## Requirement
Print the listing as it stands, omitting all images.

## Data provided
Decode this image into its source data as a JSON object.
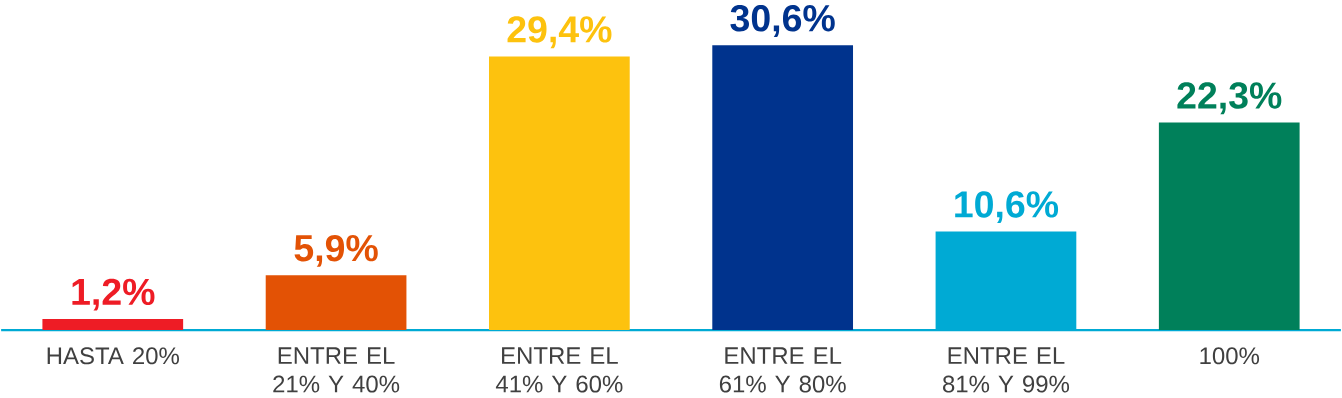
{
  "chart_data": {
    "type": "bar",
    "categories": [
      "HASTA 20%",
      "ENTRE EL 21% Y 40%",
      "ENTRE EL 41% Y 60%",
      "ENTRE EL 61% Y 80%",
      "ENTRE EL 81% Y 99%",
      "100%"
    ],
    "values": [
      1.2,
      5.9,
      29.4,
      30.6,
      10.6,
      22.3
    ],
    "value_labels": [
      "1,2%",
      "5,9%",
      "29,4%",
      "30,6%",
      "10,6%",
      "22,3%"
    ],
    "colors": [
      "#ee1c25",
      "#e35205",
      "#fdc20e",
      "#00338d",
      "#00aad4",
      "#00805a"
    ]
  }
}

## Solved exercise
Decode this image into its source data as a JSON object.
{
  "chart_data": {
    "type": "bar",
    "categories": [
      "HASTA 20%",
      "ENTRE EL 21% Y 40%",
      "ENTRE EL 41% Y 60%",
      "ENTRE EL 61% Y 80%",
      "ENTRE EL 81% Y 99%",
      "100%"
    ],
    "values": [
      1.2,
      5.9,
      29.4,
      30.6,
      10.6,
      22.3
    ],
    "value_labels": [
      "1,2%",
      "5,9%",
      "29,4%",
      "30,6%",
      "10,6%",
      "22,3%"
    ],
    "colors": [
      "#ee1c25",
      "#e35205",
      "#fdc20e",
      "#00338d",
      "#00aad4",
      "#00805a"
    ]
  }
}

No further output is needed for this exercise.